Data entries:
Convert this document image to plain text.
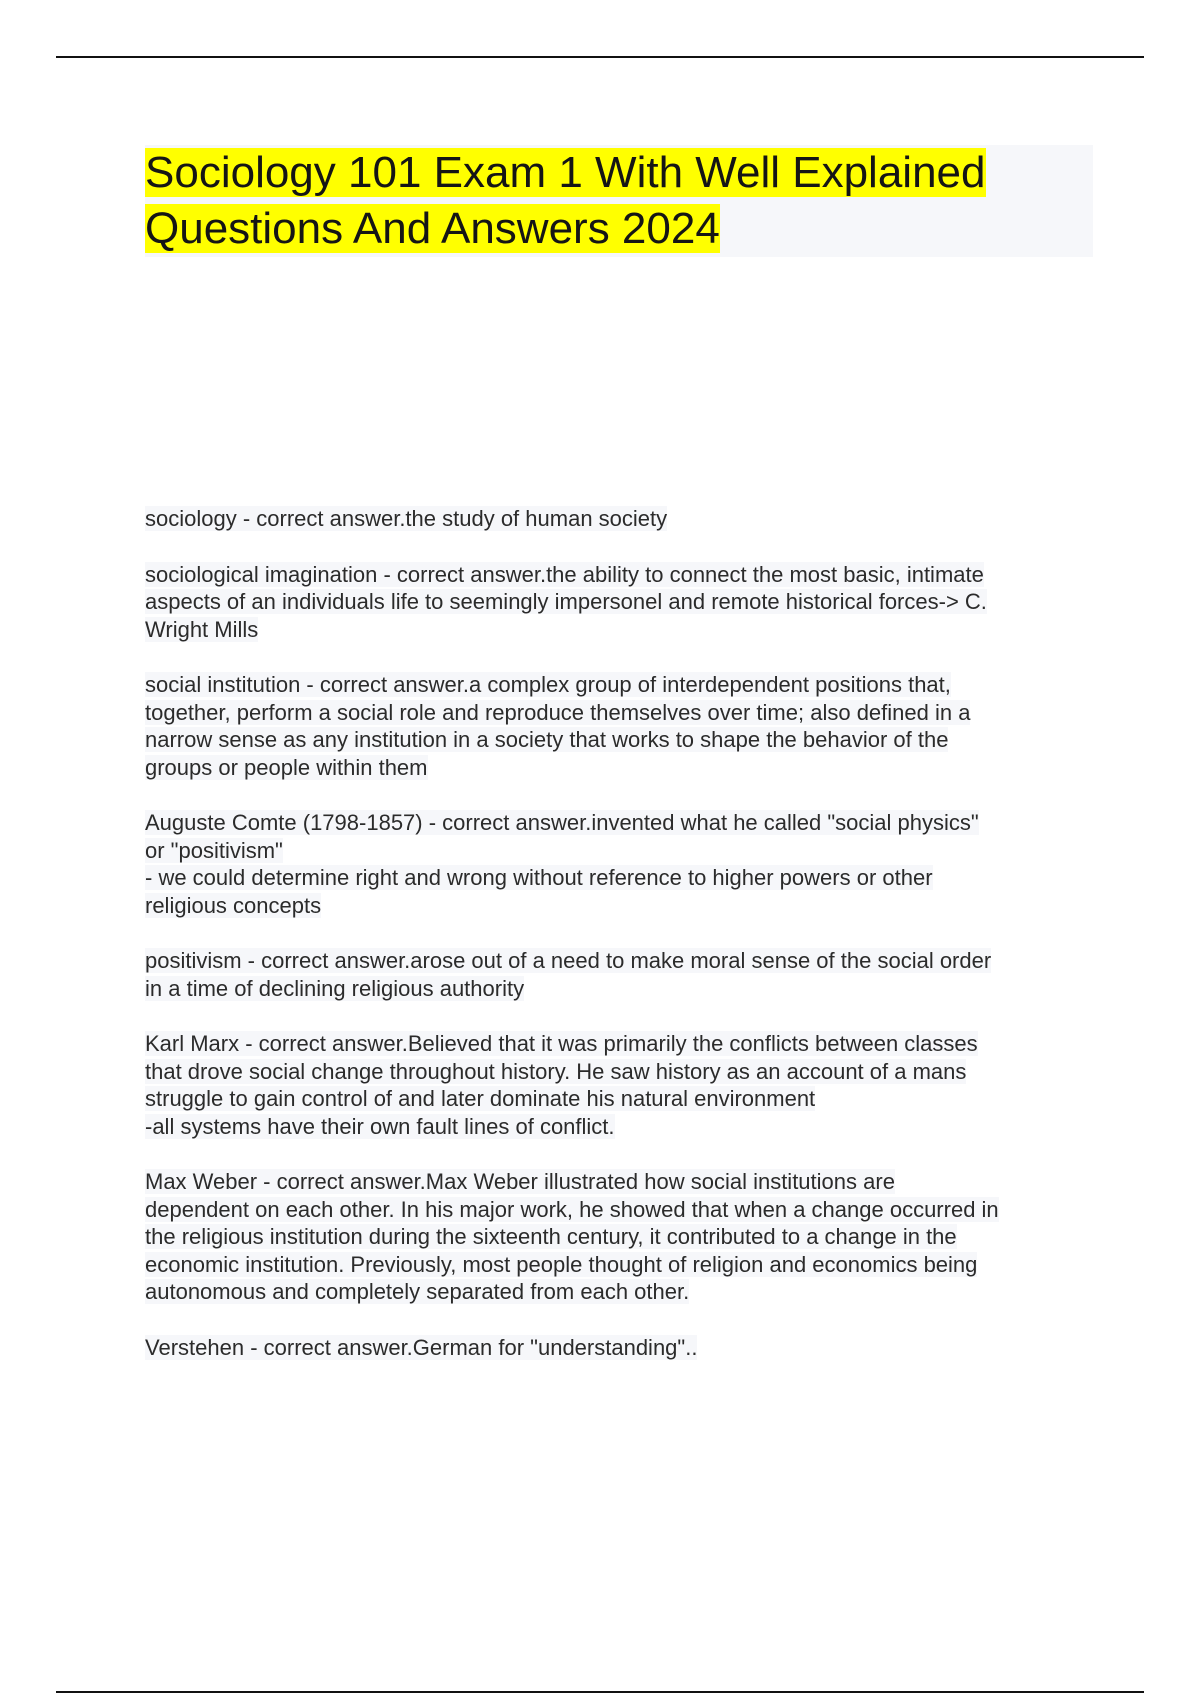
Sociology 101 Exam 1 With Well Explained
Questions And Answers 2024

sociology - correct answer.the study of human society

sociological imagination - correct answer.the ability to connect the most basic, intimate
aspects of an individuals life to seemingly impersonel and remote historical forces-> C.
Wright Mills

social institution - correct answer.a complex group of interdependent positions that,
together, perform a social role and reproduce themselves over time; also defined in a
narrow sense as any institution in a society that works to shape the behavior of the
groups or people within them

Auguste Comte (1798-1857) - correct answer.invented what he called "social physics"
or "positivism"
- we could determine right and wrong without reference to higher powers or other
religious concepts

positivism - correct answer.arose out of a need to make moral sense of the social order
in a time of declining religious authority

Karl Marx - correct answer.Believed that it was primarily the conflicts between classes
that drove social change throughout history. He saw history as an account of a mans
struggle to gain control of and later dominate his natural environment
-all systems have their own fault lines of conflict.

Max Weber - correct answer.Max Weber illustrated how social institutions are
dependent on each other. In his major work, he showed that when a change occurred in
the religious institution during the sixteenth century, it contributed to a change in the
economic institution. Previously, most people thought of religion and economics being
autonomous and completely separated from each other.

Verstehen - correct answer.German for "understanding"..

* _Objective_
Copy every line from the records above that contains the word "positivism".

* _Exercise result_
or "positivism"
positivism - correct answer.arose out of a need to make moral sense of the social order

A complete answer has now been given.